Excerpt from a dataset:
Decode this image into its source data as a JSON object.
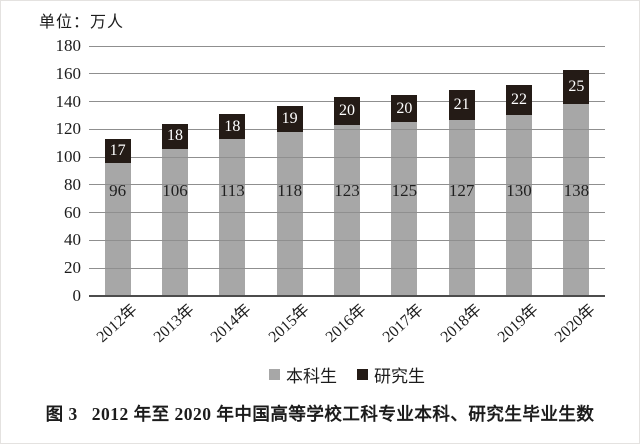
{
  "unit_label": "单位：万人",
  "chart_data": {
    "type": "bar",
    "stacked": true,
    "title": "",
    "xlabel": "",
    "ylabel": "单位：万人",
    "categories": [
      "2012年",
      "2013年",
      "2014年",
      "2015年",
      "2016年",
      "2017年",
      "2018年",
      "2019年",
      "2020年"
    ],
    "series": [
      {
        "name": "本科生",
        "color": "#a7a7a7",
        "label_color": "#1f1f1f",
        "values": [
          96,
          106,
          113,
          118,
          123,
          125,
          127,
          130,
          138
        ]
      },
      {
        "name": "研究生",
        "color": "#241b16",
        "label_color": "#ffffff",
        "values": [
          17,
          18,
          18,
          19,
          20,
          20,
          21,
          22,
          25
        ]
      }
    ],
    "stack_totals": [
      113,
      124,
      131,
      137,
      143,
      145,
      148,
      152,
      163
    ],
    "ylim": [
      0,
      180
    ],
    "ytick_step": 20,
    "yticks": [
      0,
      20,
      40,
      60,
      80,
      100,
      120,
      140,
      160,
      180
    ],
    "grid": true,
    "gridline_color": "#8f8f8f",
    "axis_line_color": "#4c4c4c",
    "legend_position": "bottom",
    "legend": [
      "本科生",
      "研究生"
    ]
  },
  "caption": {
    "prefix": "图 3",
    "text": "2012 年至 2020 年中国高等学校工科专业本科、研究生毕业生数"
  }
}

DO THIS:
Can the entries above be repeated exactly, without their pictures?

COMPLETED TASK:
Decode this image into its source data as a JSON object.
{
  "unit_label": "单位：万人",
  "chart_data": {
    "type": "bar",
    "stacked": true,
    "title": "",
    "xlabel": "",
    "ylabel": "单位：万人",
    "categories": [
      "2012年",
      "2013年",
      "2014年",
      "2015年",
      "2016年",
      "2017年",
      "2018年",
      "2019年",
      "2020年"
    ],
    "series": [
      {
        "name": "本科生",
        "color": "#a7a7a7",
        "label_color": "#1f1f1f",
        "values": [
          96,
          106,
          113,
          118,
          123,
          125,
          127,
          130,
          138
        ]
      },
      {
        "name": "研究生",
        "color": "#241b16",
        "label_color": "#ffffff",
        "values": [
          17,
          18,
          18,
          19,
          20,
          20,
          21,
          22,
          25
        ]
      }
    ],
    "stack_totals": [
      113,
      124,
      131,
      137,
      143,
      145,
      148,
      152,
      163
    ],
    "ylim": [
      0,
      180
    ],
    "ytick_step": 20,
    "yticks": [
      0,
      20,
      40,
      60,
      80,
      100,
      120,
      140,
      160,
      180
    ],
    "grid": true,
    "gridline_color": "#8f8f8f",
    "axis_line_color": "#4c4c4c",
    "legend_position": "bottom",
    "legend": [
      "本科生",
      "研究生"
    ]
  },
  "caption": {
    "prefix": "图 3",
    "text": "2012 年至 2020 年中国高等学校工科专业本科、研究生毕业生数"
  }
}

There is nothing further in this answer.